▸ **WORK TO DO**: Select and copy out every line in the records containing "Thlr".

----

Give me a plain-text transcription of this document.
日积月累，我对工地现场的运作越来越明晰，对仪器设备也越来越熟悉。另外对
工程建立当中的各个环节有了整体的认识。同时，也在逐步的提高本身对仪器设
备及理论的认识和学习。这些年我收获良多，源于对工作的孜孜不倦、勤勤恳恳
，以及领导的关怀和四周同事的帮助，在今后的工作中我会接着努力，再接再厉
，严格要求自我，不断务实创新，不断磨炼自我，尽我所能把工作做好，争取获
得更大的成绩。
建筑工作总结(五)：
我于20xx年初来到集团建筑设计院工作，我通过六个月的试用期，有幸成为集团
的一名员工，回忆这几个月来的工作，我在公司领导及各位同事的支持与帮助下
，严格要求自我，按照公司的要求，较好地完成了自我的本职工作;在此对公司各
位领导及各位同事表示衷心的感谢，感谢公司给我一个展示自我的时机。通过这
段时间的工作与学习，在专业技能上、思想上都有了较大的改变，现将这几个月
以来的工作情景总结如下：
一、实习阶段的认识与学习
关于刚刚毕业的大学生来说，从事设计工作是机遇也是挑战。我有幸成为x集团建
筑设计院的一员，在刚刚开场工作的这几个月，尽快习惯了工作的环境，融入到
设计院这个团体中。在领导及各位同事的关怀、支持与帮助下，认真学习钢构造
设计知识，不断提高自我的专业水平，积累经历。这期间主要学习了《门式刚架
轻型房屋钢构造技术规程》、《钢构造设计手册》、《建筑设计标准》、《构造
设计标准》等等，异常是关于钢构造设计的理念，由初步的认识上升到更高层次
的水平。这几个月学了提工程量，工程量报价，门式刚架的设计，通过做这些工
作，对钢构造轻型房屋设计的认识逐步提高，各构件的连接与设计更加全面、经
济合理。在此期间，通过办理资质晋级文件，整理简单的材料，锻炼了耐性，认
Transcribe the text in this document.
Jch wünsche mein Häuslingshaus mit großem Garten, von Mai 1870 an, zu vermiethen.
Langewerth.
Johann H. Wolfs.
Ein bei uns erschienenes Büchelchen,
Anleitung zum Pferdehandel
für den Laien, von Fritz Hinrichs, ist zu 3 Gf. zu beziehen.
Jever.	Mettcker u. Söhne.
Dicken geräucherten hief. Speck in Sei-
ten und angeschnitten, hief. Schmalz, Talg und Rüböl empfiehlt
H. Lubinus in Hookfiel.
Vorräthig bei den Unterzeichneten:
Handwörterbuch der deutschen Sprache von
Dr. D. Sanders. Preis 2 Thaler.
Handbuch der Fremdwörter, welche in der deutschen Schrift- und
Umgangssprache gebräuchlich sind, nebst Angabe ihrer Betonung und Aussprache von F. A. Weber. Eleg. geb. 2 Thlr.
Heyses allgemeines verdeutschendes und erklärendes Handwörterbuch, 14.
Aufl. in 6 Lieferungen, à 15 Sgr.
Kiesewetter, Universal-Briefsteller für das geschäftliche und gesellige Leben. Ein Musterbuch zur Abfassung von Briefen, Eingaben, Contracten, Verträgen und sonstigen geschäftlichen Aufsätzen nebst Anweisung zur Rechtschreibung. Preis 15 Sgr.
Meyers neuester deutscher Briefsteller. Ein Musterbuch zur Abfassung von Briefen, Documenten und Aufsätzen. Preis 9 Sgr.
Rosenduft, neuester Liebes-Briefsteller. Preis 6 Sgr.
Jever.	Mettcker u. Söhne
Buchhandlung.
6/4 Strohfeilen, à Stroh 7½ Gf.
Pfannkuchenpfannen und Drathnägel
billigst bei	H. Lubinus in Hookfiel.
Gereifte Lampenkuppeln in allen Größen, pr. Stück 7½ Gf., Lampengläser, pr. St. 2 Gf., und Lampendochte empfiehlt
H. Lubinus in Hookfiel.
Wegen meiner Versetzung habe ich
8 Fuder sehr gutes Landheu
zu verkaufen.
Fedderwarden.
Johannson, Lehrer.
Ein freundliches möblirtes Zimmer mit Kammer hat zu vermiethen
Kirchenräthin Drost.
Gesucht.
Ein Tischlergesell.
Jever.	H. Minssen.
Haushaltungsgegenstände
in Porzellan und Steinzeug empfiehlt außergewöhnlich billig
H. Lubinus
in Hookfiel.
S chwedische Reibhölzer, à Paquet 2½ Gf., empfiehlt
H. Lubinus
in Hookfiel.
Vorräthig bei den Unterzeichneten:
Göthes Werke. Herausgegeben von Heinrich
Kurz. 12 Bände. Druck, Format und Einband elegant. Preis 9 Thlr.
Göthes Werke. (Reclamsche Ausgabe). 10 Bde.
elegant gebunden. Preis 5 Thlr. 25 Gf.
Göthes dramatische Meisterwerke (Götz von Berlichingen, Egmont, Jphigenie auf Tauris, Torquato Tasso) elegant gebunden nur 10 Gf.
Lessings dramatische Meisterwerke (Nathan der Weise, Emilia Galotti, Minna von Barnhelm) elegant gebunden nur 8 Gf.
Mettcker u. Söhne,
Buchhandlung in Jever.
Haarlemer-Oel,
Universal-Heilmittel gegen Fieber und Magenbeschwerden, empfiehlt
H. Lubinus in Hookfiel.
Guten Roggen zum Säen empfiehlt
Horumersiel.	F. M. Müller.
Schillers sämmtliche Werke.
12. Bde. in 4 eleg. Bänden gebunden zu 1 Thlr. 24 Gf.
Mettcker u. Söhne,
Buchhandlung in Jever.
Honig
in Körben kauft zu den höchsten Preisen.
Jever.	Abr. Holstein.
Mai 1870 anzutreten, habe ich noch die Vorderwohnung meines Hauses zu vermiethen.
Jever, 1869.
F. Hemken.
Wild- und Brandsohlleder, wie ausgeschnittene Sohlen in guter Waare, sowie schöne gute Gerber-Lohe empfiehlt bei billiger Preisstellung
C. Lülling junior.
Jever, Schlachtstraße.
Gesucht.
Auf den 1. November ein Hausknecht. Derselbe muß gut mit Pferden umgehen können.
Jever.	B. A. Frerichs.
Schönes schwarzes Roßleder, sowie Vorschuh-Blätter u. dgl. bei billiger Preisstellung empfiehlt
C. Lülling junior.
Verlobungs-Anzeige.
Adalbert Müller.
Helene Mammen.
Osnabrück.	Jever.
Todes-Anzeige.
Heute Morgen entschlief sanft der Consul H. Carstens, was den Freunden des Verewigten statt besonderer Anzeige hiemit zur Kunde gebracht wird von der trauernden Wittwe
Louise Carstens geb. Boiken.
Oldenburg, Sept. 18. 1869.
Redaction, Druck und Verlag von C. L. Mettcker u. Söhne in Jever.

----

▸ **RESPONSE TO THE TASK**:
Umgangssprache gebräuchlich sind, nebst Angabe ihrer Betonung und Aussprache von F. A. Weber. Eleg. geb. 2 Thlr.
Kurz. 12 Bände. Druck, Format und Einband elegant. Preis 9 Thlr.
elegant gebunden. Preis 5 Thlr. 25 Gf.
12. Bde. in 4 eleg. Bänden gebunden zu 1 Thlr. 24 Gf.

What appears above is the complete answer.